Task to complete
Using the material that follows, identify and copy each line with the string "this".

Records supplied
-- start --
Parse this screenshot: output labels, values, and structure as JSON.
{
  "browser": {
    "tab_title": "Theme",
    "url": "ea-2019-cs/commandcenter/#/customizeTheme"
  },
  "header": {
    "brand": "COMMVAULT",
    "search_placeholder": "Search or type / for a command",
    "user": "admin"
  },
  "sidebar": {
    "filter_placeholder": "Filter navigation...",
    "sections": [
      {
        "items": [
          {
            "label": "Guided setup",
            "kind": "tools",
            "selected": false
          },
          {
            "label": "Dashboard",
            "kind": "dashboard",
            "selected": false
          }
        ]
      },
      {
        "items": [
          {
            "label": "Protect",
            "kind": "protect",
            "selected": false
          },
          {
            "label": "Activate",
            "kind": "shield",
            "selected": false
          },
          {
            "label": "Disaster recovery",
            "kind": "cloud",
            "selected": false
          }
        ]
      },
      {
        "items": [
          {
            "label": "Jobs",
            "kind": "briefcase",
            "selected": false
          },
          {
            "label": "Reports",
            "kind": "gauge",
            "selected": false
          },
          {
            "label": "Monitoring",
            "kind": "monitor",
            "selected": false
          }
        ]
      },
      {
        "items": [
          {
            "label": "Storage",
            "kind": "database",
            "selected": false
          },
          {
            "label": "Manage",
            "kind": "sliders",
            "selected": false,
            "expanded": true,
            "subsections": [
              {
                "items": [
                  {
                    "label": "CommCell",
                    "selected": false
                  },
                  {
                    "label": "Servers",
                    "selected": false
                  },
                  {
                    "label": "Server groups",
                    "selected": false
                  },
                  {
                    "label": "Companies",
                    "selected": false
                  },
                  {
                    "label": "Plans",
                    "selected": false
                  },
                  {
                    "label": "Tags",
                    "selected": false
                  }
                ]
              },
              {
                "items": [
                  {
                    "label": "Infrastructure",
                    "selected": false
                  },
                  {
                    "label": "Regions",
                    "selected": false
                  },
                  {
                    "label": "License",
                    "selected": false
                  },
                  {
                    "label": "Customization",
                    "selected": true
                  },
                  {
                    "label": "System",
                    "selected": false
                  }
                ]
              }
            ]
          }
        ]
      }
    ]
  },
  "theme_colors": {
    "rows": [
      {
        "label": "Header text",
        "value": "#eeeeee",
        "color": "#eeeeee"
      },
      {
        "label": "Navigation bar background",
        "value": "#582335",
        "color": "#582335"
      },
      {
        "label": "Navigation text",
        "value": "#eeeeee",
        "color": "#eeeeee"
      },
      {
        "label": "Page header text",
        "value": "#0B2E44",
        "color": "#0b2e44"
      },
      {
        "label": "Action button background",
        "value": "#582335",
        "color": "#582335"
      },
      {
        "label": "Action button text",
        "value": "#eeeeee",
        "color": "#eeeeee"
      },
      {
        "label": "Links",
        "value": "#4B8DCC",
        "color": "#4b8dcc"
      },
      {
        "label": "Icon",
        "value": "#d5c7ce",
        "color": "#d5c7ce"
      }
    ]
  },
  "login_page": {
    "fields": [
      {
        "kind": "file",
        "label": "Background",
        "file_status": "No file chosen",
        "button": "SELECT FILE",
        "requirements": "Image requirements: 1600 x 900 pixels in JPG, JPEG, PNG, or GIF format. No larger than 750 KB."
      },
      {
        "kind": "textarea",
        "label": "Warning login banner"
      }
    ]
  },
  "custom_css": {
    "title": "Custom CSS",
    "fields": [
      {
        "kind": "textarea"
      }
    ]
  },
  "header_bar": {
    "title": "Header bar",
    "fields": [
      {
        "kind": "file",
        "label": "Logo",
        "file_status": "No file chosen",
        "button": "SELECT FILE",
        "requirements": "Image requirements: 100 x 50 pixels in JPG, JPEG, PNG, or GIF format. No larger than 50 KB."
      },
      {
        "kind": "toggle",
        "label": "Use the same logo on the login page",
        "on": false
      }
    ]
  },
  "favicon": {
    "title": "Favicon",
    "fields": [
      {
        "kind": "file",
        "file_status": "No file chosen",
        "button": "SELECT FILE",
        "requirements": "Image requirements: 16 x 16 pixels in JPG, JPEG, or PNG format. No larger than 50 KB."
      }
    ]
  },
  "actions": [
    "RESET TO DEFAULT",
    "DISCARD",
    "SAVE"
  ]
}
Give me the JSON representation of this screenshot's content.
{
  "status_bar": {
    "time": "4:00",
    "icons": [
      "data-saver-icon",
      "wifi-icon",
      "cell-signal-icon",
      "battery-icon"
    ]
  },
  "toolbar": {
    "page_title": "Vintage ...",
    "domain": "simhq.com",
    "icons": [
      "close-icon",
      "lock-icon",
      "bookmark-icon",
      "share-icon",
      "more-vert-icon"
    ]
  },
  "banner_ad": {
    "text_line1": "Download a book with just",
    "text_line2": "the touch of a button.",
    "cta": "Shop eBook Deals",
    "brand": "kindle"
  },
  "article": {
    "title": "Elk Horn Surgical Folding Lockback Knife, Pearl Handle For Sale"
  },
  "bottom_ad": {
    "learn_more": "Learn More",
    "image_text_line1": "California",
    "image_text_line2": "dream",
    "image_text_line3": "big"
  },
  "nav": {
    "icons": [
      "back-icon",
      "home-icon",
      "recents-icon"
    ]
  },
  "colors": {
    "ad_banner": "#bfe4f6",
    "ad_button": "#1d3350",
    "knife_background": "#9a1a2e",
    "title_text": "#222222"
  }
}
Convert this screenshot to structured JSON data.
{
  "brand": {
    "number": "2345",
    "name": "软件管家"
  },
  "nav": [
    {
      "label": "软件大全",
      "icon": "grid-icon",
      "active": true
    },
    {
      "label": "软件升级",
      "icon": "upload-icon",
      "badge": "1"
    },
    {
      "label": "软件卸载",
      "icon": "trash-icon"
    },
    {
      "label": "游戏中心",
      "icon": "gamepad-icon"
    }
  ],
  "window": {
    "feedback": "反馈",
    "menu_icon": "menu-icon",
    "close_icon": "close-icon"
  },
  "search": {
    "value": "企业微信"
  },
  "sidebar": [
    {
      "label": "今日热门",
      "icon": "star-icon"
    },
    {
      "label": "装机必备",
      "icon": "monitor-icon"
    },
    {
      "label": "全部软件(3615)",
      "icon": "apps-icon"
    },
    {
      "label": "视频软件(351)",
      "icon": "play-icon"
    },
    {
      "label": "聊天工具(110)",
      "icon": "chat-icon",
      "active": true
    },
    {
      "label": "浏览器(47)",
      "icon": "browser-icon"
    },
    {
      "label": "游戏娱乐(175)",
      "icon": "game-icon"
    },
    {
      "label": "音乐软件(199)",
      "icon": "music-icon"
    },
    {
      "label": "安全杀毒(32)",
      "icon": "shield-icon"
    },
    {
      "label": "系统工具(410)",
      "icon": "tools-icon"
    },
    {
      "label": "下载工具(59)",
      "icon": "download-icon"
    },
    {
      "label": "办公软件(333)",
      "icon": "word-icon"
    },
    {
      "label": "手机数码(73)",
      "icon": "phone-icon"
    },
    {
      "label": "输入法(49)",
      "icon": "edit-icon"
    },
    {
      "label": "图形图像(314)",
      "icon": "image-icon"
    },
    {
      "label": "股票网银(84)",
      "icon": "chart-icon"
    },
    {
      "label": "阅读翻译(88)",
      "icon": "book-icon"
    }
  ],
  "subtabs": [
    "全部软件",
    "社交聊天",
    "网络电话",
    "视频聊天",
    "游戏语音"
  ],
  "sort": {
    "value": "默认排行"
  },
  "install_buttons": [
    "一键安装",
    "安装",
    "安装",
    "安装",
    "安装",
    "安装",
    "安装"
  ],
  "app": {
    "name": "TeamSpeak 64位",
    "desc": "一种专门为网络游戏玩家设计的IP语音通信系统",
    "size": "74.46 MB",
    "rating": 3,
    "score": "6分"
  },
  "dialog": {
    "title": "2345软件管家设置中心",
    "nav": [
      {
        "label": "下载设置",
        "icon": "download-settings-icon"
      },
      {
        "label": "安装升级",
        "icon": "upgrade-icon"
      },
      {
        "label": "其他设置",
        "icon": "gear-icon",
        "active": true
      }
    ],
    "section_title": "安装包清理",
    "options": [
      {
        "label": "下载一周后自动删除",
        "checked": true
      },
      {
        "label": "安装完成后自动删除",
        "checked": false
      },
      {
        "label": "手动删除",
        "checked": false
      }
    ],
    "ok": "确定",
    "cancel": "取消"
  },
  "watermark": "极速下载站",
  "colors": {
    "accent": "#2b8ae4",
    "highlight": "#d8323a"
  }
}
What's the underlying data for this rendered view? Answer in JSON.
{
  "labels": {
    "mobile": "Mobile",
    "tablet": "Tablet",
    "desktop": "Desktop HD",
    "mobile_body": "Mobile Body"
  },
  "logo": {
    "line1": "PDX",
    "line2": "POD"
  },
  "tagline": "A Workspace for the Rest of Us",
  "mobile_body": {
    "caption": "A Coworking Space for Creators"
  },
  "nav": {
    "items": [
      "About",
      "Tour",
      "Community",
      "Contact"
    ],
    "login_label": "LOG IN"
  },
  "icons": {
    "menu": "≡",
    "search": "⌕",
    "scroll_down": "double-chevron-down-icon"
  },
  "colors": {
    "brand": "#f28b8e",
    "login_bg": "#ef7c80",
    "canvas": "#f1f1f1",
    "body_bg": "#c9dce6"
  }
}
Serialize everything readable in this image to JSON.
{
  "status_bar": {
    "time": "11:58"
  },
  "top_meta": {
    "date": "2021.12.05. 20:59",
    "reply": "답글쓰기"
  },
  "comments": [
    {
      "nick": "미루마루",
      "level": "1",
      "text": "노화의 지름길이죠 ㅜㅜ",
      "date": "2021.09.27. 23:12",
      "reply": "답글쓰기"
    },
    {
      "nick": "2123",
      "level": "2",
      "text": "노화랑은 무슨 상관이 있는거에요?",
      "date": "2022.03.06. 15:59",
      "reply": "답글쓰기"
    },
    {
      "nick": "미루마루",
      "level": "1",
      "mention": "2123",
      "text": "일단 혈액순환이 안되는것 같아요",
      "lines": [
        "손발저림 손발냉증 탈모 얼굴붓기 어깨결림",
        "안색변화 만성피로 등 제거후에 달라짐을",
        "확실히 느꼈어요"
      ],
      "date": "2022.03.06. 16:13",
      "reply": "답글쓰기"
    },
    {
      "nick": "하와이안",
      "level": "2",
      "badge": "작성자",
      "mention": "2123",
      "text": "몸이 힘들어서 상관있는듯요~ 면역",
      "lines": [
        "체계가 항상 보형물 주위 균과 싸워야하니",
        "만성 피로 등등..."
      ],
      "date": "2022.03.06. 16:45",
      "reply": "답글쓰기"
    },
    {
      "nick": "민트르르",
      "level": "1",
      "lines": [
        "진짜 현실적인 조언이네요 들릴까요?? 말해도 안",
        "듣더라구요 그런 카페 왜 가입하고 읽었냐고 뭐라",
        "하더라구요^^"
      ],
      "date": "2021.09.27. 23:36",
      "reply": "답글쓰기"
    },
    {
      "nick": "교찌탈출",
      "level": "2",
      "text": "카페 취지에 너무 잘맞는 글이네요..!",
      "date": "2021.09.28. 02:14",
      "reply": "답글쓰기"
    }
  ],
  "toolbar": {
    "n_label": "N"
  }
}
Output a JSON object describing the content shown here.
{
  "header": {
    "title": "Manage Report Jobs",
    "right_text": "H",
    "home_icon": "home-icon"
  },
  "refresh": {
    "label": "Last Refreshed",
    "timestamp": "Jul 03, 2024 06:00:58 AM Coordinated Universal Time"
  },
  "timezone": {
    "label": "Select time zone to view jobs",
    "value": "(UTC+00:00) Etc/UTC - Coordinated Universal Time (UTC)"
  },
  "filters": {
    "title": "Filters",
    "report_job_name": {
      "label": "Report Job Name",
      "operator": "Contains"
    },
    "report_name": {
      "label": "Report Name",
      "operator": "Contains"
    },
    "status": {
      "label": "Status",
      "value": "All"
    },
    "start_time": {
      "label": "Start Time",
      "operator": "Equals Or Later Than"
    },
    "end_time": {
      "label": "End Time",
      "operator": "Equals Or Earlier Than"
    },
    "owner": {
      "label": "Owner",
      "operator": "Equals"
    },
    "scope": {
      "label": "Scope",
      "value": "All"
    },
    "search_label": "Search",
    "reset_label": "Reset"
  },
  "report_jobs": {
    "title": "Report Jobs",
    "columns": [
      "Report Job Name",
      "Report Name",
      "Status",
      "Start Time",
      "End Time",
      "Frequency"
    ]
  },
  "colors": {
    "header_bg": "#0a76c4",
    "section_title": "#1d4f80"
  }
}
-- end --
Exercise answer
Parse this screenshot: output labels, values, and structure as JSON.
Give me the JSON representation of this screenshot's content.
Convert this screenshot to structured JSON data.
What's the underlying data for this rendered view? Answer in JSON.
Serialize everything readable in this image to JSON.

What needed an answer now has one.